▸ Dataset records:
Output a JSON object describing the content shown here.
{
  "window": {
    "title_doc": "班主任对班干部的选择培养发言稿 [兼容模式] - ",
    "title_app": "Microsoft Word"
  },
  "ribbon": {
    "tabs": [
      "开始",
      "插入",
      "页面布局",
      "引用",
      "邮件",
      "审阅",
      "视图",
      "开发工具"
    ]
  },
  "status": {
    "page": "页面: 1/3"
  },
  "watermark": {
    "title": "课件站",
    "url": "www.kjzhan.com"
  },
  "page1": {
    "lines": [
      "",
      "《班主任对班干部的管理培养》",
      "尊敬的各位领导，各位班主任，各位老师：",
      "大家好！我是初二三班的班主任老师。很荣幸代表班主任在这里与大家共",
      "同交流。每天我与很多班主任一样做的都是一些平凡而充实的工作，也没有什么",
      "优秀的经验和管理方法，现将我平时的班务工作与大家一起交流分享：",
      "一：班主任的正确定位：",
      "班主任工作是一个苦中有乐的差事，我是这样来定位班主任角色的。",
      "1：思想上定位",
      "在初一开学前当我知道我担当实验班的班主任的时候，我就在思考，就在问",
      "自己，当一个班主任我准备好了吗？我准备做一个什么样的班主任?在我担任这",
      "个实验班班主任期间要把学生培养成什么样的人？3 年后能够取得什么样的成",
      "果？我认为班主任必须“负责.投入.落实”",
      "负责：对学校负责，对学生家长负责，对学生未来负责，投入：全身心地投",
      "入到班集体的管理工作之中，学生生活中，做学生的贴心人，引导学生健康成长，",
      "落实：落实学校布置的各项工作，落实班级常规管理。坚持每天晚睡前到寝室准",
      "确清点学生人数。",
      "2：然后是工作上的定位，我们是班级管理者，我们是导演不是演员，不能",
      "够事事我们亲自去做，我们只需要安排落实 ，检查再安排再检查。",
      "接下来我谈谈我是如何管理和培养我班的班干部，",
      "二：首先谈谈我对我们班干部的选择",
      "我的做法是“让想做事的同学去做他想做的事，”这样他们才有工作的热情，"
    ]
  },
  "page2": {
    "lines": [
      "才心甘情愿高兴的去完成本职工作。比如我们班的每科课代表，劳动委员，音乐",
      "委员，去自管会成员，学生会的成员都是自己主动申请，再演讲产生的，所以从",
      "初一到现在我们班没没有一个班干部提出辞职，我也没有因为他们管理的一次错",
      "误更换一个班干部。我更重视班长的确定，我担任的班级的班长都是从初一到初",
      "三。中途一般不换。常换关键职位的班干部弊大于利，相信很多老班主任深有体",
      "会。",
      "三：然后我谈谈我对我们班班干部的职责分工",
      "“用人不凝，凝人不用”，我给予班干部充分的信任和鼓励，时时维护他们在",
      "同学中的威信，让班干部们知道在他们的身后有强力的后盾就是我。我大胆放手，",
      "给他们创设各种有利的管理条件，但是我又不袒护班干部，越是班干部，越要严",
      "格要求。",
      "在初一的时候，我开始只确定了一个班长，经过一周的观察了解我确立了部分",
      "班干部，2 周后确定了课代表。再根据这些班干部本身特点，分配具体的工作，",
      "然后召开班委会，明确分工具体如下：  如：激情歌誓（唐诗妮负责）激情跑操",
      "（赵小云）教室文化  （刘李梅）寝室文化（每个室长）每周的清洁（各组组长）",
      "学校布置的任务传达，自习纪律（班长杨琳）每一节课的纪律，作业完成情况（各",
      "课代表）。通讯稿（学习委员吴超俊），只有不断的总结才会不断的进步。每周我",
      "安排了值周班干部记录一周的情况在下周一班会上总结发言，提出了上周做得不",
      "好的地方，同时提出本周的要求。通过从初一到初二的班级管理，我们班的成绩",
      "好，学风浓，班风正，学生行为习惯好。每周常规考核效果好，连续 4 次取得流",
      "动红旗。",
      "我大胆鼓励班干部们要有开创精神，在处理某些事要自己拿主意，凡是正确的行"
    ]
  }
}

▸ WHAT YOU WILL DO:
Take the listing above and set it down exactly.

▸ WORKED ANSWER:
Output a JSON object describing the content shown here.
{
  "window": {
    "title_doc": "班主任对班干部的选择培养发言稿 [兼容模式] - ",
    "title_app": "Microsoft Word"
  },
  "ribbon": {
    "tabs": [
      "开始",
      "插入",
      "页面布局",
      "引用",
      "邮件",
      "审阅",
      "视图",
      "开发工具"
    ]
  },
  "status": {
    "page": "页面: 1/3"
  },
  "watermark": {
    "title": "课件站",
    "url": "www.kjzhan.com"
  },
  "page1": {
    "lines": [
      "",
      "《班主任对班干部的管理培养》",
      "尊敬的各位领导，各位班主任，各位老师：",
      "大家好！我是初二三班的班主任老师。很荣幸代表班主任在这里与大家共",
      "同交流。每天我与很多班主任一样做的都是一些平凡而充实的工作，也没有什么",
      "优秀的经验和管理方法，现将我平时的班务工作与大家一起交流分享：",
      "一：班主任的正确定位：",
      "班主任工作是一个苦中有乐的差事，我是这样来定位班主任角色的。",
      "1：思想上定位",
      "在初一开学前当我知道我担当实验班的班主任的时候，我就在思考，就在问",
      "自己，当一个班主任我准备好了吗？我准备做一个什么样的班主任?在我担任这",
      "个实验班班主任期间要把学生培养成什么样的人？3 年后能够取得什么样的成",
      "果？我认为班主任必须“负责.投入.落实”",
      "负责：对学校负责，对学生家长负责，对学生未来负责，投入：全身心地投",
      "入到班集体的管理工作之中，学生生活中，做学生的贴心人，引导学生健康成长，",
      "落实：落实学校布置的各项工作，落实班级常规管理。坚持每天晚睡前到寝室准",
      "确清点学生人数。",
      "2：然后是工作上的定位，我们是班级管理者，我们是导演不是演员，不能",
      "够事事我们亲自去做，我们只需要安排落实 ，检查再安排再检查。",
      "接下来我谈谈我是如何管理和培养我班的班干部，",
      "二：首先谈谈我对我们班干部的选择",
      "我的做法是“让想做事的同学去做他想做的事，”这样他们才有工作的热情，"
    ]
  },
  "page2": {
    "lines": [
      "才心甘情愿高兴的去完成本职工作。比如我们班的每科课代表，劳动委员，音乐",
      "委员，去自管会成员，学生会的成员都是自己主动申请，再演讲产生的，所以从",
      "初一到现在我们班没没有一个班干部提出辞职，我也没有因为他们管理的一次错",
      "误更换一个班干部。我更重视班长的确定，我担任的班级的班长都是从初一到初",
      "三。中途一般不换。常换关键职位的班干部弊大于利，相信很多老班主任深有体",
      "会。",
      "三：然后我谈谈我对我们班班干部的职责分工",
      "“用人不凝，凝人不用”，我给予班干部充分的信任和鼓励，时时维护他们在",
      "同学中的威信，让班干部们知道在他们的身后有强力的后盾就是我。我大胆放手，",
      "给他们创设各种有利的管理条件，但是我又不袒护班干部，越是班干部，越要严",
      "格要求。",
      "在初一的时候，我开始只确定了一个班长，经过一周的观察了解我确立了部分",
      "班干部，2 周后确定了课代表。再根据这些班干部本身特点，分配具体的工作，",
      "然后召开班委会，明确分工具体如下：  如：激情歌誓（唐诗妮负责）激情跑操",
      "（赵小云）教室文化  （刘李梅）寝室文化（每个室长）每周的清洁（各组组长）",
      "学校布置的任务传达，自习纪律（班长杨琳）每一节课的纪律，作业完成情况（各",
      "课代表）。通讯稿（学习委员吴超俊），只有不断的总结才会不断的进步。每周我",
      "安排了值周班干部记录一周的情况在下周一班会上总结发言，提出了上周做得不",
      "好的地方，同时提出本周的要求。通过从初一到初二的班级管理，我们班的成绩",
      "好，学风浓，班风正，学生行为习惯好。每周常规考核效果好，连续 4 次取得流",
      "动红旗。",
      "我大胆鼓励班干部们要有开创精神，在处理某些事要自己拿主意，凡是正确的行"
    ]
  }
}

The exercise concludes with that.